▶ [Extracted records]
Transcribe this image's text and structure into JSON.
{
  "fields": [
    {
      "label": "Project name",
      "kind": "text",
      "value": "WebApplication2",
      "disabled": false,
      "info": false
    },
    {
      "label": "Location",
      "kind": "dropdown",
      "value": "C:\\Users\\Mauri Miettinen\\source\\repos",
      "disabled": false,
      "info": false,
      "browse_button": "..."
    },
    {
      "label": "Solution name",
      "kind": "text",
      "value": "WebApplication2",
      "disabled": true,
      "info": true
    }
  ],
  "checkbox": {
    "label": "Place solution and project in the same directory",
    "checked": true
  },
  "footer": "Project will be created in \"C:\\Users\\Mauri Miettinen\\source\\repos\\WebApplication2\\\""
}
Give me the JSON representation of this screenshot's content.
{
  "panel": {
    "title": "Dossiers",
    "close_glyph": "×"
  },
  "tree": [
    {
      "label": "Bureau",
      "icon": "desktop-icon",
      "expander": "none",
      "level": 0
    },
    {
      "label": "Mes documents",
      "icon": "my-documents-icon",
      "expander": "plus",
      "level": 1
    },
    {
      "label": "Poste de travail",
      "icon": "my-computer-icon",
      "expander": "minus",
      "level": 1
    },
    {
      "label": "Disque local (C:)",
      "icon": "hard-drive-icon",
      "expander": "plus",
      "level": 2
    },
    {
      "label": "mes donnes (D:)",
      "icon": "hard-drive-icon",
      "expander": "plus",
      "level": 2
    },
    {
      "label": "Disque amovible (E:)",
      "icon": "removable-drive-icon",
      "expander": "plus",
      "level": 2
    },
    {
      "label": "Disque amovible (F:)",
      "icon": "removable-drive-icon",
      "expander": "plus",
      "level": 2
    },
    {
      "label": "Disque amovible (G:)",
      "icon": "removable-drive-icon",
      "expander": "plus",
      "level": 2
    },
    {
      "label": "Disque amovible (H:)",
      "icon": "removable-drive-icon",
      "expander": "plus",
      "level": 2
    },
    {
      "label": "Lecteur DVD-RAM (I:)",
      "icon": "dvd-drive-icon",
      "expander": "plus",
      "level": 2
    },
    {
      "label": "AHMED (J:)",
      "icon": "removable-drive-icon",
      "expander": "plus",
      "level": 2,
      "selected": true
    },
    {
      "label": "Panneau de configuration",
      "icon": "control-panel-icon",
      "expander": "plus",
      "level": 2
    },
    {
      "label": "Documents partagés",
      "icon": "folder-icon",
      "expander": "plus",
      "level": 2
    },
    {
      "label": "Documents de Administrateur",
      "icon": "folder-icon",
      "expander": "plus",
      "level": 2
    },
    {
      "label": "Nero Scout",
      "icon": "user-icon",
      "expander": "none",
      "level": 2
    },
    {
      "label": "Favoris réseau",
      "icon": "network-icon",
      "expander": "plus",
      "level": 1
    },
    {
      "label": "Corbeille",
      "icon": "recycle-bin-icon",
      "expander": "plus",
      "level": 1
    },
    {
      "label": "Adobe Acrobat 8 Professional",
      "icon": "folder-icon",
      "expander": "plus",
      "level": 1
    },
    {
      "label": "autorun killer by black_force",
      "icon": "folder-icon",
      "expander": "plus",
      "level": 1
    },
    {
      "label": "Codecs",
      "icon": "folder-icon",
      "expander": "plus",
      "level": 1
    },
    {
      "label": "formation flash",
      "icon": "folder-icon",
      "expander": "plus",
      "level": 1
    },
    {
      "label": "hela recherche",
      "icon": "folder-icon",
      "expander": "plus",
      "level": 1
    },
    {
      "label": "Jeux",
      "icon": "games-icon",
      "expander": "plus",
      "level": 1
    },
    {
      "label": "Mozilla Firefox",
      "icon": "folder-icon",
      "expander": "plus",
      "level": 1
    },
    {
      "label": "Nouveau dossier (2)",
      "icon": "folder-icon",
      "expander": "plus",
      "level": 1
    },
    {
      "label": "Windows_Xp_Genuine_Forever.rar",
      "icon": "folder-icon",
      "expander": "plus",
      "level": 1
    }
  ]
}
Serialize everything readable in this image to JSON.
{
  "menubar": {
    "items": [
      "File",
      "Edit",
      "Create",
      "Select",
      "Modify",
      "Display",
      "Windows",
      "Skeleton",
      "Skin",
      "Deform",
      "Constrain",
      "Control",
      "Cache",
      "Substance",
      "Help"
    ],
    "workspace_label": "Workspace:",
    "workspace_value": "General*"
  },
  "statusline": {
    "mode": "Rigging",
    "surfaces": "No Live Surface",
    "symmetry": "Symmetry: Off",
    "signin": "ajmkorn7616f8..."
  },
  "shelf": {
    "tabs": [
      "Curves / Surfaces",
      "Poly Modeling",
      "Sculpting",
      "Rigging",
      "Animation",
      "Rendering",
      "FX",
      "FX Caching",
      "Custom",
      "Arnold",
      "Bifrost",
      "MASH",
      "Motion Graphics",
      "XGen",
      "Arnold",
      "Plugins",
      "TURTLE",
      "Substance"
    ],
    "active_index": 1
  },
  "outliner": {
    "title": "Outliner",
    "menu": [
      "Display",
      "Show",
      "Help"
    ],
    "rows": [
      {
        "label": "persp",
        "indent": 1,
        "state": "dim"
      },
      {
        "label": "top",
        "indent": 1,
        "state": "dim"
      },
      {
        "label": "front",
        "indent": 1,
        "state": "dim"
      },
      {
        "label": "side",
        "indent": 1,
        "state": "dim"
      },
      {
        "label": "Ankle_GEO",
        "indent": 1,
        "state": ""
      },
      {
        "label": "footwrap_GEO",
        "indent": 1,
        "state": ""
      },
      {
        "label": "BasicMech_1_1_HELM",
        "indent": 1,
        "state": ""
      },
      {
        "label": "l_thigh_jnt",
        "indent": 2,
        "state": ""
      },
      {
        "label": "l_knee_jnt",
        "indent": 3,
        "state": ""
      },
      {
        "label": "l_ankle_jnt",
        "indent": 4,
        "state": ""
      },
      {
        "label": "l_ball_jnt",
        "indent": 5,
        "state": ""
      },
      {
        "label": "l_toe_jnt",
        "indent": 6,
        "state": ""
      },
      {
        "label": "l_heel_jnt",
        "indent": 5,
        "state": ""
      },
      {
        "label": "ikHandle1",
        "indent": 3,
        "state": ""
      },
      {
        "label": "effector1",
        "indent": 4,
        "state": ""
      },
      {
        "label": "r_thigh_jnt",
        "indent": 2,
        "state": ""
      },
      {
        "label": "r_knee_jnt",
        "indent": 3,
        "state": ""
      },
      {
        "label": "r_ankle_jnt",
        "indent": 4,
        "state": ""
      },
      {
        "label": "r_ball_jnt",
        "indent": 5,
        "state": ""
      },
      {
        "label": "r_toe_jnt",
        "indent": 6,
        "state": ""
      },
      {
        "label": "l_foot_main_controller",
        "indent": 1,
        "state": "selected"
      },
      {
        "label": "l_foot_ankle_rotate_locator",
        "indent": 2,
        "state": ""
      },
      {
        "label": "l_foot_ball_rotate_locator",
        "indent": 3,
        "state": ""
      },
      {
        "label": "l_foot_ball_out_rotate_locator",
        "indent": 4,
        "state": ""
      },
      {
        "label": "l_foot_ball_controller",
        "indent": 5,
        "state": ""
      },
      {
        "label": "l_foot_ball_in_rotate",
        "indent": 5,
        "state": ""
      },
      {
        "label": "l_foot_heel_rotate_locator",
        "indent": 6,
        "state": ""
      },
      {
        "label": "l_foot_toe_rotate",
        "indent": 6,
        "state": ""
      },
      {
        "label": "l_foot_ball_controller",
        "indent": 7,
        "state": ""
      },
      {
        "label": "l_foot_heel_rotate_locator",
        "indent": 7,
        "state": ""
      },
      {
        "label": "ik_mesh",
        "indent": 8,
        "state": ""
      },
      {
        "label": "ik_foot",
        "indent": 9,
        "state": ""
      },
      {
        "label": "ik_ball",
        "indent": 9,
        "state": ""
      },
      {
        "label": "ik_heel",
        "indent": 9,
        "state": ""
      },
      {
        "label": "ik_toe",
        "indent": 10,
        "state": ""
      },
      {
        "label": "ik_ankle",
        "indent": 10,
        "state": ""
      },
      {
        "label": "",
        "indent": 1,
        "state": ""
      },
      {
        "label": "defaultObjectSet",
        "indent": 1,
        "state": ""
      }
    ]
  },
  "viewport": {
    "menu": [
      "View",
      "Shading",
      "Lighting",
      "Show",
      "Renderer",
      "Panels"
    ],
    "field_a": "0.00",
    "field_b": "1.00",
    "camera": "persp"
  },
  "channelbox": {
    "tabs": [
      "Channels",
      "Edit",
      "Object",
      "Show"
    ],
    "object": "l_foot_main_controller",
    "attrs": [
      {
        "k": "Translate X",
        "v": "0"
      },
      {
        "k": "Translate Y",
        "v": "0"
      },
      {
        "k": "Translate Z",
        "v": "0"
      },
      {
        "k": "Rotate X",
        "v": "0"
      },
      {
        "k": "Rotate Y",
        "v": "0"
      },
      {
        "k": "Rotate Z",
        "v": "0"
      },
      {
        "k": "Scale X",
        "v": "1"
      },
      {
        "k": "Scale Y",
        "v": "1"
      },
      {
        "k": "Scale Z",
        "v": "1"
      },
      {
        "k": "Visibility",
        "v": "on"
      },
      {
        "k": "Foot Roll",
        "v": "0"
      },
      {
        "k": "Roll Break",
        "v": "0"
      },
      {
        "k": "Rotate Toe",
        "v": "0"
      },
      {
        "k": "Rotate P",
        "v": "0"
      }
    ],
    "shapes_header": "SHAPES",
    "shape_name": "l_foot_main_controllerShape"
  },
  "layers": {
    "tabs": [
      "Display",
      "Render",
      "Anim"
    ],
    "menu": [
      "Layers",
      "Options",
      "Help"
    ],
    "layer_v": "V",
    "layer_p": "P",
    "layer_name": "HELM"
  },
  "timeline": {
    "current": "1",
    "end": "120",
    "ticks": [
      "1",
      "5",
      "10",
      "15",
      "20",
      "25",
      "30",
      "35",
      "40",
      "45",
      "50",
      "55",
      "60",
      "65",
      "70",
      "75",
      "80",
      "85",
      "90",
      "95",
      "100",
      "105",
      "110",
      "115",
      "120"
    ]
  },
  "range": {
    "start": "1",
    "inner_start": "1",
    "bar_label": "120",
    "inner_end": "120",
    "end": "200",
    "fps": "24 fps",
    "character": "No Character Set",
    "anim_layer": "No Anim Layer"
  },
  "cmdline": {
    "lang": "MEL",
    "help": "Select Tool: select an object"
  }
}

▶ [Aim of the task] Locate the word "Disque" in the data above. Copy every line carrying it.

▶ [Task answer]
      "label": "Disque local (C:)",
      "label": "Disque amovible (E:)",
      "label": "Disque amovible (F:)",
      "label": "Disque amovible (G:)",
      "label": "Disque amovible (H:)",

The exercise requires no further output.